[Task details]:
Reproduce the records word for word, starting at their first line and ending at the line that contains "The transmission shaft 52 is at (520, 618).", with both of those lines included.

Stored records
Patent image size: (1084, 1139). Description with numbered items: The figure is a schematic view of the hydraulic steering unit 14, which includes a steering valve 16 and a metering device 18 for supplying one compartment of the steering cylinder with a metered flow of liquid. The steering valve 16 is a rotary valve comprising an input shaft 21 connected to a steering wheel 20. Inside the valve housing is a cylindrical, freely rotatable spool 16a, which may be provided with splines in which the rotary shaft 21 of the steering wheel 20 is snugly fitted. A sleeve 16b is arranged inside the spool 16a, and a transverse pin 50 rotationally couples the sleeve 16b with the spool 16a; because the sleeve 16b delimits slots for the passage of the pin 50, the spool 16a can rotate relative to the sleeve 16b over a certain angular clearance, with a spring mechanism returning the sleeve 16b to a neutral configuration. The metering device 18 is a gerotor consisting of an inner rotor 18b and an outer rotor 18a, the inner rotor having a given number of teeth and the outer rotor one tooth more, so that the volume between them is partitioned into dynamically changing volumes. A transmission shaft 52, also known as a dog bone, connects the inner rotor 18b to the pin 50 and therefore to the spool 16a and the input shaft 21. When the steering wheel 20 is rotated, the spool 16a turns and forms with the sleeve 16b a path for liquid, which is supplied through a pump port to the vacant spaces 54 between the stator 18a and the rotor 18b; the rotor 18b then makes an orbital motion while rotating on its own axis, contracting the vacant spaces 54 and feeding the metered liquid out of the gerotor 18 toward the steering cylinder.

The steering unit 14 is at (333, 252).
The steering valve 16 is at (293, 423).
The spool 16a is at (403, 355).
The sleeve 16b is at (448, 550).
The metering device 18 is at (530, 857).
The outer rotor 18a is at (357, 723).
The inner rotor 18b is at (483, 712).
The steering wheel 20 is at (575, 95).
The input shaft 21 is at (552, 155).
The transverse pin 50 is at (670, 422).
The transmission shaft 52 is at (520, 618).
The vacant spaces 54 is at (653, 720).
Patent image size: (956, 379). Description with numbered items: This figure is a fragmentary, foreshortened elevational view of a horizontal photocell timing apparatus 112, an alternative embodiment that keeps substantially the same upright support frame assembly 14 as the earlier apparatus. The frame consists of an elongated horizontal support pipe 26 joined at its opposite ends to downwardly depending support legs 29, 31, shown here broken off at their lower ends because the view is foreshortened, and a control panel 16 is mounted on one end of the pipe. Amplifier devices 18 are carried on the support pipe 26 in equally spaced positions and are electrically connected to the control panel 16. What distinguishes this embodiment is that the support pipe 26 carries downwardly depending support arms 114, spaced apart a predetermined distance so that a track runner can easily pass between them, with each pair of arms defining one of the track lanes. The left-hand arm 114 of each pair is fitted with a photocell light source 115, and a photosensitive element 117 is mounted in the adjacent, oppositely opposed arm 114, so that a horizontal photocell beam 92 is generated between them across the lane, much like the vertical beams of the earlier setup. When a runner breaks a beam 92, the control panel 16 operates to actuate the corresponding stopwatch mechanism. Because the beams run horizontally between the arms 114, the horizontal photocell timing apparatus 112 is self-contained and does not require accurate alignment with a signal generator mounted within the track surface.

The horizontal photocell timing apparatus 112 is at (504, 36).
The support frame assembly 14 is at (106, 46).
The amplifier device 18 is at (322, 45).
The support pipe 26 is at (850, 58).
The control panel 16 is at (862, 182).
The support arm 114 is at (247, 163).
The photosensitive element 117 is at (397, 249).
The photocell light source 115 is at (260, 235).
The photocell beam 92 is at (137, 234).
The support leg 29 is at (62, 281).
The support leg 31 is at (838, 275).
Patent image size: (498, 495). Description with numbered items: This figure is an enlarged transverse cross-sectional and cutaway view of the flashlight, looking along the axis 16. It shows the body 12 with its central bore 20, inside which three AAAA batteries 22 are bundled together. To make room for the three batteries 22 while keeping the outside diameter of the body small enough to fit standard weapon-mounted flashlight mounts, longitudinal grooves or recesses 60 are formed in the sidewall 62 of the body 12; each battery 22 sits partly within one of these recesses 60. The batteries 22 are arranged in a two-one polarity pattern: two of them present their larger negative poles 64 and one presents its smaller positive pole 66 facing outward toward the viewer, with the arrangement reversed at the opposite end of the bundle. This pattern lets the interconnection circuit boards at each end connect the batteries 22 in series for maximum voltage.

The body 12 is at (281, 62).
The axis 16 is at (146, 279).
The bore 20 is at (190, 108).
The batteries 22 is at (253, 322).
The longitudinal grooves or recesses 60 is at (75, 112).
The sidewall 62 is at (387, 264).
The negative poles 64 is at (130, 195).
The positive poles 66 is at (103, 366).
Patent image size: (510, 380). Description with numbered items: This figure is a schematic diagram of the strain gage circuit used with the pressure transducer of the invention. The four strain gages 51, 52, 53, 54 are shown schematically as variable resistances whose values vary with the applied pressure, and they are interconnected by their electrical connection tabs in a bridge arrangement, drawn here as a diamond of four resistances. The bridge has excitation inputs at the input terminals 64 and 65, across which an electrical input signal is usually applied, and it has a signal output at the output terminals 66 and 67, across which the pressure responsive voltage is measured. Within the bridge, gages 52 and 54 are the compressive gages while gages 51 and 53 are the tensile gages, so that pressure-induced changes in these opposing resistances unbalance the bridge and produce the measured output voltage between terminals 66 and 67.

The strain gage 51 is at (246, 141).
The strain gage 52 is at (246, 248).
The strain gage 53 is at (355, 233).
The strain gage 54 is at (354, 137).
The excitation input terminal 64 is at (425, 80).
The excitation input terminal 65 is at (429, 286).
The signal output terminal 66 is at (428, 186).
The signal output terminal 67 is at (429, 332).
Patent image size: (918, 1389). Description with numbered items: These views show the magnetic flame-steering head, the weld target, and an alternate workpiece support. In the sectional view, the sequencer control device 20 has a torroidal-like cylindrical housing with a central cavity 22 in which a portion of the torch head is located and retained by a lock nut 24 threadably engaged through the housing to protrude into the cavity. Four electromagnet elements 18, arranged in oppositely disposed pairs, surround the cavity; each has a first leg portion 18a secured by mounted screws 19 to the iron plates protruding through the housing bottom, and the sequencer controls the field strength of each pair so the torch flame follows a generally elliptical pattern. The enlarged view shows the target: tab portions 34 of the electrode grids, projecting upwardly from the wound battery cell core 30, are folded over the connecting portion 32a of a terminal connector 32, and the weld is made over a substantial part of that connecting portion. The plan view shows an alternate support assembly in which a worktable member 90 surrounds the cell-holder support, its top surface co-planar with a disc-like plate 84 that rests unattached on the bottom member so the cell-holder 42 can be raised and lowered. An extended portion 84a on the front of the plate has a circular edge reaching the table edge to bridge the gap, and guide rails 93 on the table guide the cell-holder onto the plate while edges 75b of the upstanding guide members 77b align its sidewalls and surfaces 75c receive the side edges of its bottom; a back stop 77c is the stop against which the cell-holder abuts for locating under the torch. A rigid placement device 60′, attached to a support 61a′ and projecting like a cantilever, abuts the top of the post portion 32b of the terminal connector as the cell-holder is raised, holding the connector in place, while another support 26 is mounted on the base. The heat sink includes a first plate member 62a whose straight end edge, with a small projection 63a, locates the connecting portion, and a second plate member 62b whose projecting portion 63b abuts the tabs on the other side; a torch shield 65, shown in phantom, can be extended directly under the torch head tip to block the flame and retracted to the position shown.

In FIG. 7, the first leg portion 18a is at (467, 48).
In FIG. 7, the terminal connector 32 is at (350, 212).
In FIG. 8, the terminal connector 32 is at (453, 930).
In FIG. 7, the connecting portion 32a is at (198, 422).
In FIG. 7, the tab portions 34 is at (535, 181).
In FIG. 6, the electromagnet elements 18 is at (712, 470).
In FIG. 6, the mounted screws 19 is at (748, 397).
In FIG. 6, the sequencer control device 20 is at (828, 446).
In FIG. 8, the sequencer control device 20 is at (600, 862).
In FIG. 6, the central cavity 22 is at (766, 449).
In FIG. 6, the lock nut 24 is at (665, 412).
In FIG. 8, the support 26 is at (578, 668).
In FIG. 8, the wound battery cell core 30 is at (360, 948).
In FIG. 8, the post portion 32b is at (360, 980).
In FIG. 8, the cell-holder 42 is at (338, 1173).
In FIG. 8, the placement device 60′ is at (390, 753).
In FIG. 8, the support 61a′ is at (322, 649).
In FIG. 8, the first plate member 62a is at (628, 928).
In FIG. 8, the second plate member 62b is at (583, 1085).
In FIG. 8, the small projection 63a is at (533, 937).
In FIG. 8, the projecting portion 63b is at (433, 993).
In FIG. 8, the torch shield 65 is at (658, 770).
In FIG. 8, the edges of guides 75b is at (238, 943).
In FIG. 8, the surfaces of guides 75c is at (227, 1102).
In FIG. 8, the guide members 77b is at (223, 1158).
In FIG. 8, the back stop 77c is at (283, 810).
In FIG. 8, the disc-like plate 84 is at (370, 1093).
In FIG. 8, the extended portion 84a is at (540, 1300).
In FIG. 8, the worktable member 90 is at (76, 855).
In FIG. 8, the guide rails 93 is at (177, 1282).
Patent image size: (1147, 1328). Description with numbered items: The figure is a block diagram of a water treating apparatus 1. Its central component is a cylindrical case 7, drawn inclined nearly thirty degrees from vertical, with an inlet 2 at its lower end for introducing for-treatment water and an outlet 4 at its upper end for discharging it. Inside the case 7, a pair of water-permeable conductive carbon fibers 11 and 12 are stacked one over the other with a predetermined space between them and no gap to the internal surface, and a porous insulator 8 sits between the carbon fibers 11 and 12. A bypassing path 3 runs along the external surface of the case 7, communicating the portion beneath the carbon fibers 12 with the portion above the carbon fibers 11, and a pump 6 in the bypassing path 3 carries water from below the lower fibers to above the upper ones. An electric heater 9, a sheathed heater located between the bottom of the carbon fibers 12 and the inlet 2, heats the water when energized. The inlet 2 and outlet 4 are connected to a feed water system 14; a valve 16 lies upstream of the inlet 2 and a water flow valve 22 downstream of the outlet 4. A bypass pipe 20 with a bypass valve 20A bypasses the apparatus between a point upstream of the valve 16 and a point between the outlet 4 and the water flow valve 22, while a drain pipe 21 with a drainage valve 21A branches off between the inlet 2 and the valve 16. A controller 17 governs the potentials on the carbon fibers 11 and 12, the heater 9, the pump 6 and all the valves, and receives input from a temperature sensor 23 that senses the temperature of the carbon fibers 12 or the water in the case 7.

[Solution]:
Patent image size: (1084, 1139). Description with numbered items: The figure is a schematic view of the hydraulic steering unit 14, which includes a steering valve 16 and a metering device 18 for supplying one compartment of the steering cylinder with a metered flow of liquid. The steering valve 16 is a rotary valve comprising an input shaft 21 connected to a steering wheel 20. Inside the valve housing is a cylindrical, freely rotatable spool 16a, which may be provided with splines in which the rotary shaft 21 of the steering wheel 20 is snugly fitted. A sleeve 16b is arranged inside the spool 16a, and a transverse pin 50 rotationally couples the sleeve 16b with the spool 16a; because the sleeve 16b delimits slots for the passage of the pin 50, the spool 16a can rotate relative to the sleeve 16b over a certain angular clearance, with a spring mechanism returning the sleeve 16b to a neutral configuration. The metering device 18 is a gerotor consisting of an inner rotor 18b and an outer rotor 18a, the inner rotor having a given number of teeth and the outer rotor one tooth more, so that the volume between them is partitioned into dynamically changing volumes. A transmission shaft 52, also known as a dog bone, connects the inner rotor 18b to the pin 50 and therefore to the spool 16a and the input shaft 21. When the steering wheel 20 is rotated, the spool 16a turns and forms with the sleeve 16b a path for liquid, which is supplied through a pump port to the vacant spaces 54 between the stator 18a and the rotor 18b; the rotor 18b then makes an orbital motion while rotating on its own axis, contracting the vacant spaces 54 and feeding the metered liquid out of the gerotor 18 toward the steering cylinder.

The steering unit 14 is at (333, 252).
The steering valve 16 is at (293, 423).
The spool 16a is at (403, 355).
The sleeve 16b is at (448, 550).
The metering device 18 is at (530, 857).
The outer rotor 18a is at (357, 723).
The inner rotor 18b is at (483, 712).
The steering wheel 20 is at (575, 95).
The input shaft 21 is at (552, 155).
The transverse pin 50 is at (670, 422).
The transmission shaft 52 is at (520, 618).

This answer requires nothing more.